== Data listing ==
-- -- --
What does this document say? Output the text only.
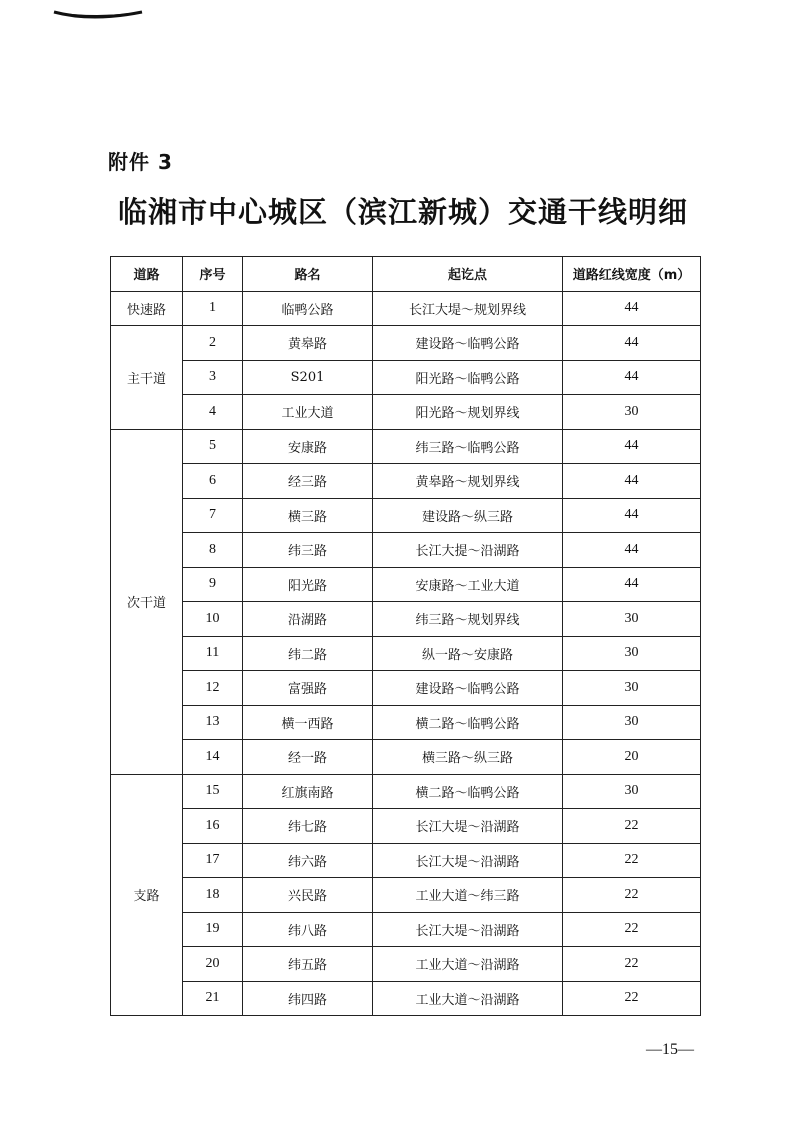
附件 3
临湘市中心城区（滨江新城）交通干线明细
道路	序号	路名	起讫点	道路红线宽度（m）
快速路	1	临鸭公路	长江大堤～规划界线	44
主干道	2	黄皋路	建设路～临鸭公路	44
	3	S201	阳光路～临鸭公路	44
	4	工业大道	阳光路～规划界线	30
次干道	5	安康路	纬三路～临鸭公路	44
	6	经三路	黄皋路～规划界线	44
	7	横三路	建设路～纵三路	44
	8	纬三路	长江大提～沿湖路	44
	9	阳光路	安康路～工业大道	44
	10	沿湖路	纬三路～规划界线	30
	11	纬二路	纵一路～安康路	30
	12	富强路	建设路～临鸭公路	30
	13	横一西路	横二路～临鸭公路	30
	14	经一路	横三路～纵三路	20
支路	15	红旗南路	横二路～临鸭公路	30
	16	纬七路	长江大堤～沿湖路	22
	17	纬六路	长江大堤～沿湖路	22
	18	兴民路	工业大道～纬三路	22
	19	纬八路	长江大堤～沿湖路	22
	20	纬五路	工业大道～沿湖路	22
	21	纬四路	工业大道～沿湖路	22
—15—
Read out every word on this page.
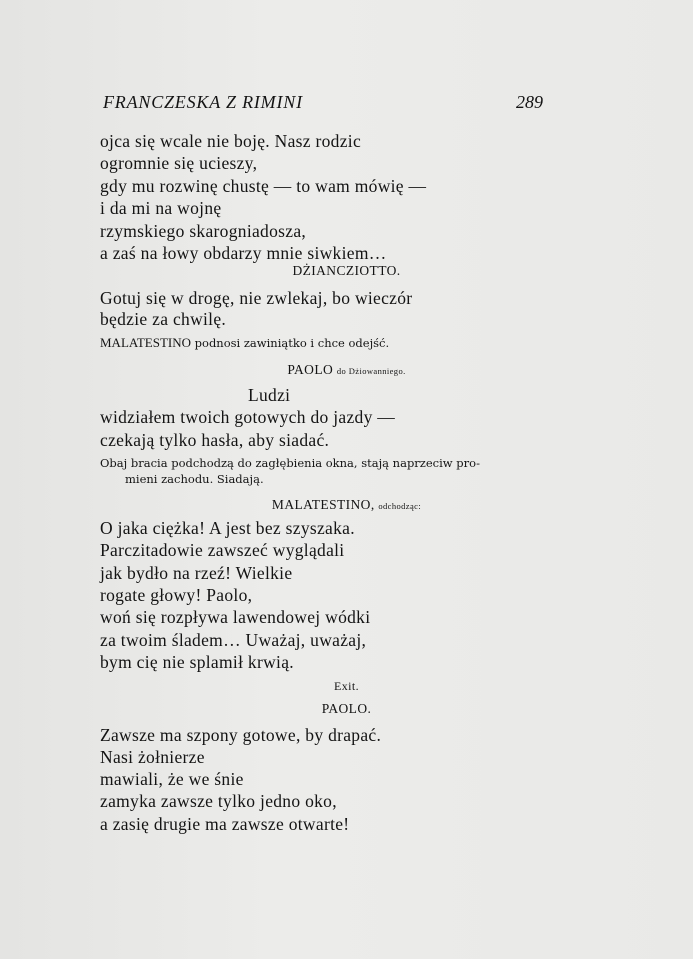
FRANCZESKA Z RIMINI	289
ojca się wcale nie boję. Nasz rodzic
ogromnie się ucieszy,
gdy mu rozwinę chustę — to wam mówię —
i da mi na wojnę
rzymskiego skarogniadosza,
a zaś na łowy obdarzy mnie siwkiem…
DŻIANCZIOTTO.
Gotuj się w drogę, nie zwlekaj, bo wieczór
będzie za chwilę.
MALATESTINO podnosi zawiniątko i chce odejść.
PAOLO do Dżiowanniego.
Ludzi
widziałem twoich gotowych do jazdy —
czekają tylko hasła, aby siadać.
Obaj bracia podchodzą do zagłębienia okna, stają naprzeciw pro-
mieni zachodu. Siadają.
MALATESTINO, odchodząc:
O jaka ciężka! A jest bez szyszaka.
Parczitadowie zawszeć wyglądali
jak bydło na rzeź! Wielkie
rogate głowy! Paolo,
woń się rozpływa lawendowej wódki
za twoim śladem… Uważaj, uważaj,
bym cię nie splamił krwią.
Exit.
PAOLO.
Zawsze ma szpony gotowe, by drapać.
Nasi żołnierze
mawiali, że we śnie
zamyka zawsze tylko jedno oko,
a zasię drugie ma zawsze otwarte!
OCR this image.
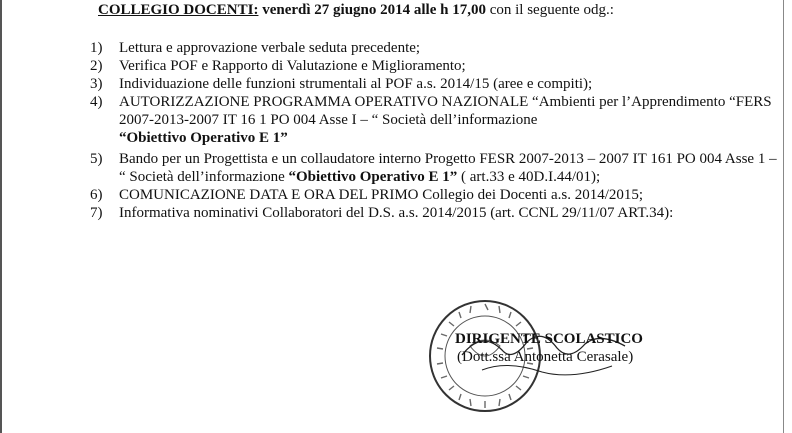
COLLEGIO DOCENTI: venerdì 27 giugno 2014 alle h 17,00 con il seguente odg.:
1)	Lettura e approvazione verbale seduta precedente;
2)	Verifica POF e Rapporto di Valutazione e Miglioramento;
3)	Individuazione delle funzioni strumentali al POF a.s. 2014/15 (aree e compiti);
4)	AUTORIZZAZIONE PROGRAMMA OPERATIVO NAZIONALE “Ambienti per l’Apprendimento “FERS 2007-2013-2007 IT 16 1 PO 004 Asse I – “ Società dell’informazione
“Obiettivo Operativo E 1”
5)	Bando per un Progettista e un collaudatore interno Progetto FESR 2007-2013 – 2007 IT 161 PO 004 Asse 1 – “ Società dell’informazione “Obiettivo Operativo E 1” ( art.33 e 40D.I.44/01);
6)	COMUNICAZIONE DATA E ORA DEL PRIMO Collegio dei Docenti a.s. 2014/2015;
7)	Informativa nominativi Collaboratori del D.S. a.s. 2014/2015 (art. CCNL 29/11/07 ART.34):
DIRIGENTE SCOLASTICO
(Dott.ssa Antonetta Cerasale)
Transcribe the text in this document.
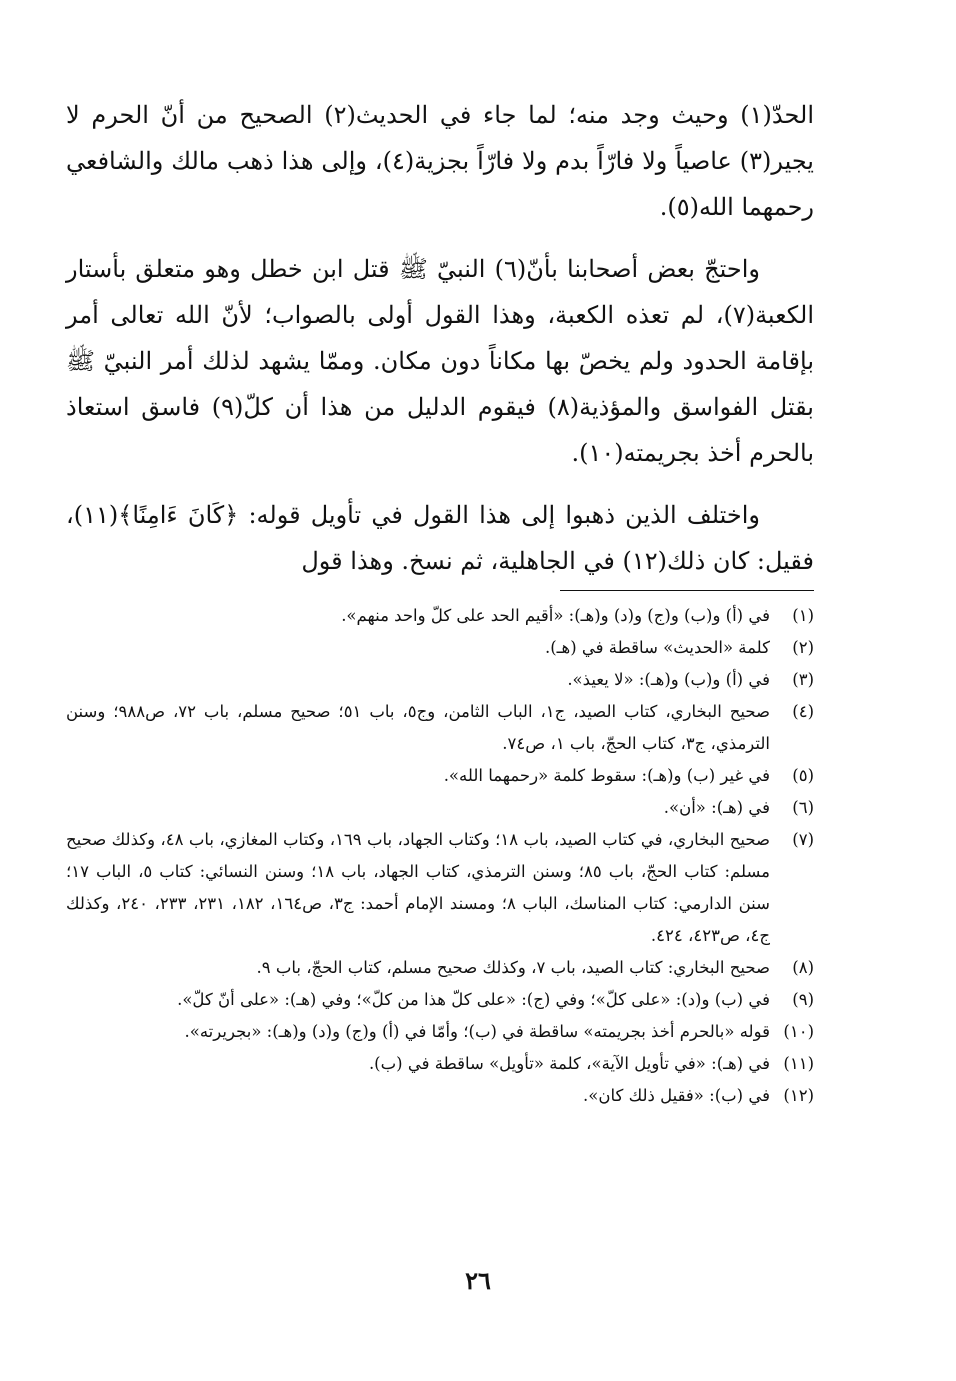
الحدّ(١) وحيث وجد منه؛ لما جاء في الحديث(٢) الصحيح من أنّ الحرم لا يجير(٣) عاصياً ولا فارّاً بدم ولا فارّاً بجزية(٤)، وإلى هذا ذهب مالك والشافعي رحمهما الله(٥).

واحتجّ بعض أصحابنا بأنّ(٦) النبيّ ﷺ قتل ابن خطل وهو متعلق بأستار الكعبة(٧)، لم تعذه الكعبة، وهذا القول أولى بالصواب؛ لأنّ الله تعالى أمر بإقامة الحدود ولم يخصّ بها مكاناً دون مكان. وممّا يشهد لذلك أمر النبيّ ﷺ بقتل الفواسق والمؤذية(٨) فيقوم الدليل من هذا أن كلّ(٩) فاسق استعاذ بالحرم أخذ بجريمته(١٠).

واختلف الذين ذهبوا إلى هذا القول في تأويل قوله: ﴿كَانَ ءَامِنًا﴾(١١)، فقيل: كان ذلك(١٢) في الجاهلية، ثم نسخ. وهذا قول

(١)
في (أ) و(ب) و(ج) و(د) و(هـ): «أقيم الحد على كلّ واحد منهم».
(٢)
كلمة «الحديث» ساقطة في (هـ).
(٣)
في (أ) و(ب) و(هـ): «لا يعيذ».
(٤)
صحيح البخاري، كتاب الصيد، ج١، الباب الثامن، وج٥، باب ٥١؛ صحيح مسلم، باب ٧٢، ص٩٨٨؛ وسنن الترمذي، ج٣، كتاب الحجّ، باب ١، ص٧٤.
(٥)
في غير (ب) و(هـ): سقوط كلمة «رحمهما الله».
(٦)
في (هـ): «أن».
(٧)
صحيح البخاري، في كتاب الصيد، باب ١٨؛ وكتاب الجهاد، باب ١٦٩، وكتاب المغازي، باب ٤٨، وكذلك صحيح مسلم: كتاب الحجّ، باب ٨٥؛ وسنن الترمذي، كتاب الجهاد، باب ١٨؛ وسنن النسائي: كتاب ٥، الباب ١٧؛ سنن الدارمي: كتاب المناسك، الباب ٨؛ ومسند الإمام أحمد: ج٣، ص١٦٤، ١٨٢، ٢٣١، ٢٣٣، ٢٤٠، وكذلك ج٤، ص٤٢٣، ٤٢٤.
(٨)
صحيح البخاري: كتاب الصيد، باب ٧، وكذلك صحيح مسلم، كتاب الحجّ، باب ٩.
(٩)
في (ب) و(د): «على كلّ»؛ وفي (ج): «على كلّ هذا من كلّ»؛ وفي (هـ): «على أنّ كلّ».
(١٠)
قوله «بالحرم أخذ بجريمته» ساقطة في (ب)؛ وأمّا في (أ) و(ج) و(د) و(هـ): «بجريرته».
(١١)
في (هـ): «في تأويل الآية»، كلمة «تأويل» ساقطة في (ب).
(١٢)
في (ب): «فقيل ذلك كان».
٢٦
-- -- --
Produce an exact copy of the lines from the line containing "Transcribe the text in this document." through the last line of the records, with no pictures and no other text.

Transcribe the text in this document.
الحدّ(١) وحيث وجد منه؛ لما جاء في الحديث(٢) الصحيح من أنّ الحرم لا يجير(٣) عاصياً ولا فارّاً بدم ولا فارّاً بجزية(٤)، وإلى هذا ذهب مالك والشافعي رحمهما الله(٥).

واحتجّ بعض أصحابنا بأنّ(٦) النبيّ ﷺ قتل ابن خطل وهو متعلق بأستار الكعبة(٧)، لم تعذه الكعبة، وهذا القول أولى بالصواب؛ لأنّ الله تعالى أمر بإقامة الحدود ولم يخصّ بها مكاناً دون مكان. وممّا يشهد لذلك أمر النبيّ ﷺ بقتل الفواسق والمؤذية(٨) فيقوم الدليل من هذا أن كلّ(٩) فاسق استعاذ بالحرم أخذ بجريمته(١٠).

واختلف الذين ذهبوا إلى هذا القول في تأويل قوله: ﴿كَانَ ءَامِنًا﴾(١١)، فقيل: كان ذلك(١٢) في الجاهلية، ثم نسخ. وهذا قول

(١)
في (أ) و(ب) و(ج) و(د) و(هـ): «أقيم الحد على كلّ واحد منهم».
(٢)
كلمة «الحديث» ساقطة في (هـ).
(٣)
في (أ) و(ب) و(هـ): «لا يعيذ».
(٤)
صحيح البخاري، كتاب الصيد، ج١، الباب الثامن، وج٥، باب ٥١؛ صحيح مسلم، باب ٧٢، ص٩٨٨؛ وسنن الترمذي، ج٣، كتاب الحجّ، باب ١، ص٧٤.
(٥)
في غير (ب) و(هـ): سقوط كلمة «رحمهما الله».
(٦)
في (هـ): «أن».
(٧)
صحيح البخاري، في كتاب الصيد، باب ١٨؛ وكتاب الجهاد، باب ١٦٩، وكتاب المغازي، باب ٤٨، وكذلك صحيح مسلم: كتاب الحجّ، باب ٨٥؛ وسنن الترمذي، كتاب الجهاد، باب ١٨؛ وسنن النسائي: كتاب ٥، الباب ١٧؛ سنن الدارمي: كتاب المناسك، الباب ٨؛ ومسند الإمام أحمد: ج٣، ص١٦٤، ١٨٢، ٢٣١، ٢٣٣، ٢٤٠، وكذلك ج٤، ص٤٢٣، ٤٢٤.
(٨)
صحيح البخاري: كتاب الصيد، باب ٧، وكذلك صحيح مسلم، كتاب الحجّ، باب ٩.
(٩)
في (ب) و(د): «على كلّ»؛ وفي (ج): «على كلّ هذا من كلّ»؛ وفي (هـ): «على أنّ كلّ».
(١٠)
قوله «بالحرم أخذ بجريمته» ساقطة في (ب)؛ وأمّا في (أ) و(ج) و(د) و(هـ): «بجريرته».
(١١)
في (هـ): «في تأويل الآية»، كلمة «تأويل» ساقطة في (ب).
(١٢)
في (ب): «فقيل ذلك كان».
٢٦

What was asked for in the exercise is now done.